• [What you need to do] Write the material out again exactly as it stands.

---------- Given records

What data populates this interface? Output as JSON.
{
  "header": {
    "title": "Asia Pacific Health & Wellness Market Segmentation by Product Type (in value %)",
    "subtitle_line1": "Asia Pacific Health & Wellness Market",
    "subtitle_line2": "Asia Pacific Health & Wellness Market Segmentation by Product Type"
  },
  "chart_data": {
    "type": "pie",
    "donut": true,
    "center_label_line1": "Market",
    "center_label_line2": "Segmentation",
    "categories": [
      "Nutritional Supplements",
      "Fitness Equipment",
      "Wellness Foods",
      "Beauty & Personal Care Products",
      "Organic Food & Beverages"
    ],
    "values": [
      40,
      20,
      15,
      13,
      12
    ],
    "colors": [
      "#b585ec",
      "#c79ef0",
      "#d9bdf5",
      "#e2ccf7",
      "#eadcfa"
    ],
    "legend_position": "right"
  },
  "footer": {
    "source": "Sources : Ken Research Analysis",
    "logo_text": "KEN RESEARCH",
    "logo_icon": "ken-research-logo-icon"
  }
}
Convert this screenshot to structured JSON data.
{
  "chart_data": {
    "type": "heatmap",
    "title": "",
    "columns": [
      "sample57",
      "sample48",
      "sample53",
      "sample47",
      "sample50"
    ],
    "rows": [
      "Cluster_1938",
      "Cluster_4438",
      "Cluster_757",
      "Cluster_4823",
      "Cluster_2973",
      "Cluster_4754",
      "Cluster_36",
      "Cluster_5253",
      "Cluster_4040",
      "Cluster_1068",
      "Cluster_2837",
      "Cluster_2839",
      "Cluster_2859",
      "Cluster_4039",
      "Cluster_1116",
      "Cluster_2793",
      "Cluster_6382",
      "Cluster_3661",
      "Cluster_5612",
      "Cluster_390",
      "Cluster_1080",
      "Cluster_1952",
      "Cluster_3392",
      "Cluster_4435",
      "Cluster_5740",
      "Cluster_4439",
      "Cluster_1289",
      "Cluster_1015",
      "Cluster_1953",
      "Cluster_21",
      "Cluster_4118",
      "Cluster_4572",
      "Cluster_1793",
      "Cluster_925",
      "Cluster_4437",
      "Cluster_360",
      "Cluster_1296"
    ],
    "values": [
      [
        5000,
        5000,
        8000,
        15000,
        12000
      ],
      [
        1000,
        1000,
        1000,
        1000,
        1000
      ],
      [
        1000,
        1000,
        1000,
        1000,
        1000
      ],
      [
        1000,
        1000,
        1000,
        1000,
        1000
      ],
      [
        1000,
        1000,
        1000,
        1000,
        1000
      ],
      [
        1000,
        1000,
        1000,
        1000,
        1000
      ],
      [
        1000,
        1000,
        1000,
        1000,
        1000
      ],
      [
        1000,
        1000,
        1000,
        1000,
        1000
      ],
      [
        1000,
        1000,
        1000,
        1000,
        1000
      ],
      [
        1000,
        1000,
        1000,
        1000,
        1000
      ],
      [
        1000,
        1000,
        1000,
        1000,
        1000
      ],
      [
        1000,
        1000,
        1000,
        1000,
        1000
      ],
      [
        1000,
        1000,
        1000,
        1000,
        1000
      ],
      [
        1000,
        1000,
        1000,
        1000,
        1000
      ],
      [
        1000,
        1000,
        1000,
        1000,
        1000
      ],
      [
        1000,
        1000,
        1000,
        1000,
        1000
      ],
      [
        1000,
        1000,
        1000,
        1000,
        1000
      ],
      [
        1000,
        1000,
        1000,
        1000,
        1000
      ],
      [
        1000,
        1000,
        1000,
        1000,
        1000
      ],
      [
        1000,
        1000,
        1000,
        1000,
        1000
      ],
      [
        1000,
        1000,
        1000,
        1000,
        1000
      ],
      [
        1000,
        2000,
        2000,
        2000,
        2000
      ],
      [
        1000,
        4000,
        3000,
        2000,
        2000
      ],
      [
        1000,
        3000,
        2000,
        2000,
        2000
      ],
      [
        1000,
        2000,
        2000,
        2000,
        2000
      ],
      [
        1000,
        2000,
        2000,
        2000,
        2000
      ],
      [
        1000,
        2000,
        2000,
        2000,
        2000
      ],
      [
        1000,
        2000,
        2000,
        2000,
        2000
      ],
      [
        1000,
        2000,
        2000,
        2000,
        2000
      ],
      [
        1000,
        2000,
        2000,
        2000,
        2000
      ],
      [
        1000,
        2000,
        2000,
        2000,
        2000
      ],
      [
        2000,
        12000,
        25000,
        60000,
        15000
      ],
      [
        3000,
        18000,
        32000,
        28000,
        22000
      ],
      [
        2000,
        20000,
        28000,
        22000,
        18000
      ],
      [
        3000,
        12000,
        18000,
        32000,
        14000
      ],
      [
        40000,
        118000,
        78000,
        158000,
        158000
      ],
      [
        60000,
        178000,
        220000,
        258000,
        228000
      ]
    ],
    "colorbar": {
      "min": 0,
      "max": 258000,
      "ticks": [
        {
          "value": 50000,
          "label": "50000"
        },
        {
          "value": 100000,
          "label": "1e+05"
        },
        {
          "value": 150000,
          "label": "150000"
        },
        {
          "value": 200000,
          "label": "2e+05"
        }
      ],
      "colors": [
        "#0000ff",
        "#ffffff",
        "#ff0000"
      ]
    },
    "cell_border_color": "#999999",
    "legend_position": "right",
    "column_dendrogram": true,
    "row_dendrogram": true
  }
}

--------------------

• [Complete response]
What data populates this interface? Output as JSON.
{
  "header": {
    "title": "Asia Pacific Health & Wellness Market Segmentation by Product Type (in value %)",
    "subtitle_line1": "Asia Pacific Health & Wellness Market",
    "subtitle_line2": "Asia Pacific Health & Wellness Market Segmentation by Product Type"
  },
  "chart_data": {
    "type": "pie",
    "donut": true,
    "center_label_line1": "Market",
    "center_label_line2": "Segmentation",
    "categories": [
      "Nutritional Supplements",
      "Fitness Equipment",
      "Wellness Foods",
      "Beauty & Personal Care Products",
      "Organic Food & Beverages"
    ],
    "values": [
      40,
      20,
      15,
      13,
      12
    ],
    "colors": [
      "#b585ec",
      "#c79ef0",
      "#d9bdf5",
      "#e2ccf7",
      "#eadcfa"
    ],
    "legend_position": "right"
  },
  "footer": {
    "source": "Sources : Ken Research Analysis",
    "logo_text": "KEN RESEARCH",
    "logo_icon": "ken-research-logo-icon"
  }
}
Convert this screenshot to structured JSON data.
{
  "chart_data": {
    "type": "heatmap",
    "title": "",
    "columns": [
      "sample57",
      "sample48",
      "sample53",
      "sample47",
      "sample50"
    ],
    "rows": [
      "Cluster_1938",
      "Cluster_4438",
      "Cluster_757",
      "Cluster_4823",
      "Cluster_2973",
      "Cluster_4754",
      "Cluster_36",
      "Cluster_5253",
      "Cluster_4040",
      "Cluster_1068",
      "Cluster_2837",
      "Cluster_2839",
      "Cluster_2859",
      "Cluster_4039",
      "Cluster_1116",
      "Cluster_2793",
      "Cluster_6382",
      "Cluster_3661",
      "Cluster_5612",
      "Cluster_390",
      "Cluster_1080",
      "Cluster_1952",
      "Cluster_3392",
      "Cluster_4435",
      "Cluster_5740",
      "Cluster_4439",
      "Cluster_1289",
      "Cluster_1015",
      "Cluster_1953",
      "Cluster_21",
      "Cluster_4118",
      "Cluster_4572",
      "Cluster_1793",
      "Cluster_925",
      "Cluster_4437",
      "Cluster_360",
      "Cluster_1296"
    ],
    "values": [
      [
        5000,
        5000,
        8000,
        15000,
        12000
      ],
      [
        1000,
        1000,
        1000,
        1000,
        1000
      ],
      [
        1000,
        1000,
        1000,
        1000,
        1000
      ],
      [
        1000,
        1000,
        1000,
        1000,
        1000
      ],
      [
        1000,
        1000,
        1000,
        1000,
        1000
      ],
      [
        1000,
        1000,
        1000,
        1000,
        1000
      ],
      [
        1000,
        1000,
        1000,
        1000,
        1000
      ],
      [
        1000,
        1000,
        1000,
        1000,
        1000
      ],
      [
        1000,
        1000,
        1000,
        1000,
        1000
      ],
      [
        1000,
        1000,
        1000,
        1000,
        1000
      ],
      [
        1000,
        1000,
        1000,
        1000,
        1000
      ],
      [
        1000,
        1000,
        1000,
        1000,
        1000
      ],
      [
        1000,
        1000,
        1000,
        1000,
        1000
      ],
      [
        1000,
        1000,
        1000,
        1000,
        1000
      ],
      [
        1000,
        1000,
        1000,
        1000,
        1000
      ],
      [
        1000,
        1000,
        1000,
        1000,
        1000
      ],
      [
        1000,
        1000,
        1000,
        1000,
        1000
      ],
      [
        1000,
        1000,
        1000,
        1000,
        1000
      ],
      [
        1000,
        1000,
        1000,
        1000,
        1000
      ],
      [
        1000,
        1000,
        1000,
        1000,
        1000
      ],
      [
        1000,
        1000,
        1000,
        1000,
        1000
      ],
      [
        1000,
        2000,
        2000,
        2000,
        2000
      ],
      [
        1000,
        4000,
        3000,
        2000,
        2000
      ],
      [
        1000,
        3000,
        2000,
        2000,
        2000
      ],
      [
        1000,
        2000,
        2000,
        2000,
        2000
      ],
      [
        1000,
        2000,
        2000,
        2000,
        2000
      ],
      [
        1000,
        2000,
        2000,
        2000,
        2000
      ],
      [
        1000,
        2000,
        2000,
        2000,
        2000
      ],
      [
        1000,
        2000,
        2000,
        2000,
        2000
      ],
      [
        1000,
        2000,
        2000,
        2000,
        2000
      ],
      [
        1000,
        2000,
        2000,
        2000,
        2000
      ],
      [
        2000,
        12000,
        25000,
        60000,
        15000
      ],
      [
        3000,
        18000,
        32000,
        28000,
        22000
      ],
      [
        2000,
        20000,
        28000,
        22000,
        18000
      ],
      [
        3000,
        12000,
        18000,
        32000,
        14000
      ],
      [
        40000,
        118000,
        78000,
        158000,
        158000
      ],
      [
        60000,
        178000,
        220000,
        258000,
        228000
      ]
    ],
    "colorbar": {
      "min": 0,
      "max": 258000,
      "ticks": [
        {
          "value": 50000,
          "label": "50000"
        },
        {
          "value": 100000,
          "label": "1e+05"
        },
        {
          "value": 150000,
          "label": "150000"
        },
        {
          "value": 200000,
          "label": "2e+05"
        }
      ],
      "colors": [
        "#0000ff",
        "#ffffff",
        "#ff0000"
      ]
    },
    "cell_border_color": "#999999",
    "legend_position": "right",
    "column_dendrogram": true,
    "row_dendrogram": true
  }
}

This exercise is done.